Your instructions: Each record must be retyped in full. No character may differ.

Data to examine:

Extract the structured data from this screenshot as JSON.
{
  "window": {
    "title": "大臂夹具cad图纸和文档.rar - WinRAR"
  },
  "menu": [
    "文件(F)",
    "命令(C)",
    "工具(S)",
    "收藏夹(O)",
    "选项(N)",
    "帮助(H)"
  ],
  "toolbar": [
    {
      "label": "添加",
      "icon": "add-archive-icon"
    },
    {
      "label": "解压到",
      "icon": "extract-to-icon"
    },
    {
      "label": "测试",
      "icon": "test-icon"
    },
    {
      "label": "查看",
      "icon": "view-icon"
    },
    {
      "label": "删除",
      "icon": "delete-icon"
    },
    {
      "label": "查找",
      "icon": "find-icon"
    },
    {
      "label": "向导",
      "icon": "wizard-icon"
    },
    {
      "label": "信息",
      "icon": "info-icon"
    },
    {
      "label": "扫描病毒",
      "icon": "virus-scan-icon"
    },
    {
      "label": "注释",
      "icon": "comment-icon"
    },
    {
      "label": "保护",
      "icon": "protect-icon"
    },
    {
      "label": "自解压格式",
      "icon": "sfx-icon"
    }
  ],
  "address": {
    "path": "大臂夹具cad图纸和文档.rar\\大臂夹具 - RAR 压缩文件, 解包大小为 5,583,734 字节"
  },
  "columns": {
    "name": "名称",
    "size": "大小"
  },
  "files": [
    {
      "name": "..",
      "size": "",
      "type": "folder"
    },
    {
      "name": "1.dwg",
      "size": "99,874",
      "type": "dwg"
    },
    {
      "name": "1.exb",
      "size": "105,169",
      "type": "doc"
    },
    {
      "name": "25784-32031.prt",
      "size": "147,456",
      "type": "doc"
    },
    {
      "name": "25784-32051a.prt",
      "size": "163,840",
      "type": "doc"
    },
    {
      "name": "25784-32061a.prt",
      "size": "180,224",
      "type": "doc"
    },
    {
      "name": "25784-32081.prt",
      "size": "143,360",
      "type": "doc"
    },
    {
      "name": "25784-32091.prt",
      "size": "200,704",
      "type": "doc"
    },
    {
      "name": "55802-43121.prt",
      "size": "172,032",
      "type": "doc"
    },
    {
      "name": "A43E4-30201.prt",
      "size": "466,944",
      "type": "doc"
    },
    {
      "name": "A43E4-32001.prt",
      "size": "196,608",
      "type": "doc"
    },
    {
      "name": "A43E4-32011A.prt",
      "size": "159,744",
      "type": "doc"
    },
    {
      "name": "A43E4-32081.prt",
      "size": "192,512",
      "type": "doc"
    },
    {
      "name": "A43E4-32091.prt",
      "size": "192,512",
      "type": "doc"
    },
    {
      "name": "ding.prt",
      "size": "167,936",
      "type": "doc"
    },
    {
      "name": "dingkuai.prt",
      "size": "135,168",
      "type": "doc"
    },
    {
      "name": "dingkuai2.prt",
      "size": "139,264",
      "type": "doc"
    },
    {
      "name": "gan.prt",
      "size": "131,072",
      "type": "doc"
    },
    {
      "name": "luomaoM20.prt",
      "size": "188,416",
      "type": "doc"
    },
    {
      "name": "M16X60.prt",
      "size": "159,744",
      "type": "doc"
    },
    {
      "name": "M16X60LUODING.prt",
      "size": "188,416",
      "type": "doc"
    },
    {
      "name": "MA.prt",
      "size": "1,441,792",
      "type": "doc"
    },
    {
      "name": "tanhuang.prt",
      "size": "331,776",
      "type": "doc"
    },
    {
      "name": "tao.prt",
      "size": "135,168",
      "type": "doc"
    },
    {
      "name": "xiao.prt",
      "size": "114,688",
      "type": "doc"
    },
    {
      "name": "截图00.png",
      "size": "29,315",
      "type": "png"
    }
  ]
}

Response:
Extract the structured data from this screenshot as JSON.
{
  "window": {
    "title": "大臂夹具cad图纸和文档.rar - WinRAR"
  },
  "menu": [
    "文件(F)",
    "命令(C)",
    "工具(S)",
    "收藏夹(O)",
    "选项(N)",
    "帮助(H)"
  ],
  "toolbar": [
    {
      "label": "添加",
      "icon": "add-archive-icon"
    },
    {
      "label": "解压到",
      "icon": "extract-to-icon"
    },
    {
      "label": "测试",
      "icon": "test-icon"
    },
    {
      "label": "查看",
      "icon": "view-icon"
    },
    {
      "label": "删除",
      "icon": "delete-icon"
    },
    {
      "label": "查找",
      "icon": "find-icon"
    },
    {
      "label": "向导",
      "icon": "wizard-icon"
    },
    {
      "label": "信息",
      "icon": "info-icon"
    },
    {
      "label": "扫描病毒",
      "icon": "virus-scan-icon"
    },
    {
      "label": "注释",
      "icon": "comment-icon"
    },
    {
      "label": "保护",
      "icon": "protect-icon"
    },
    {
      "label": "自解压格式",
      "icon": "sfx-icon"
    }
  ],
  "address": {
    "path": "大臂夹具cad图纸和文档.rar\\大臂夹具 - RAR 压缩文件, 解包大小为 5,583,734 字节"
  },
  "columns": {
    "name": "名称",
    "size": "大小"
  },
  "files": [
    {
      "name": "..",
      "size": "",
      "type": "folder"
    },
    {
      "name": "1.dwg",
      "size": "99,874",
      "type": "dwg"
    },
    {
      "name": "1.exb",
      "size": "105,169",
      "type": "doc"
    },
    {
      "name": "25784-32031.prt",
      "size": "147,456",
      "type": "doc"
    },
    {
      "name": "25784-32051a.prt",
      "size": "163,840",
      "type": "doc"
    },
    {
      "name": "25784-32061a.prt",
      "size": "180,224",
      "type": "doc"
    },
    {
      "name": "25784-32081.prt",
      "size": "143,360",
      "type": "doc"
    },
    {
      "name": "25784-32091.prt",
      "size": "200,704",
      "type": "doc"
    },
    {
      "name": "55802-43121.prt",
      "size": "172,032",
      "type": "doc"
    },
    {
      "name": "A43E4-30201.prt",
      "size": "466,944",
      "type": "doc"
    },
    {
      "name": "A43E4-32001.prt",
      "size": "196,608",
      "type": "doc"
    },
    {
      "name": "A43E4-32011A.prt",
      "size": "159,744",
      "type": "doc"
    },
    {
      "name": "A43E4-32081.prt",
      "size": "192,512",
      "type": "doc"
    },
    {
      "name": "A43E4-32091.prt",
      "size": "192,512",
      "type": "doc"
    },
    {
      "name": "ding.prt",
      "size": "167,936",
      "type": "doc"
    },
    {
      "name": "dingkuai.prt",
      "size": "135,168",
      "type": "doc"
    },
    {
      "name": "dingkuai2.prt",
      "size": "139,264",
      "type": "doc"
    },
    {
      "name": "gan.prt",
      "size": "131,072",
      "type": "doc"
    },
    {
      "name": "luomaoM20.prt",
      "size": "188,416",
      "type": "doc"
    },
    {
      "name": "M16X60.prt",
      "size": "159,744",
      "type": "doc"
    },
    {
      "name": "M16X60LUODING.prt",
      "size": "188,416",
      "type": "doc"
    },
    {
      "name": "MA.prt",
      "size": "1,441,792",
      "type": "doc"
    },
    {
      "name": "tanhuang.prt",
      "size": "331,776",
      "type": "doc"
    },
    {
      "name": "tao.prt",
      "size": "135,168",
      "type": "doc"
    },
    {
      "name": "xiao.prt",
      "size": "114,688",
      "type": "doc"
    },
    {
      "name": "截图00.png",
      "size": "29,315",
      "type": "png"
    }
  ]
}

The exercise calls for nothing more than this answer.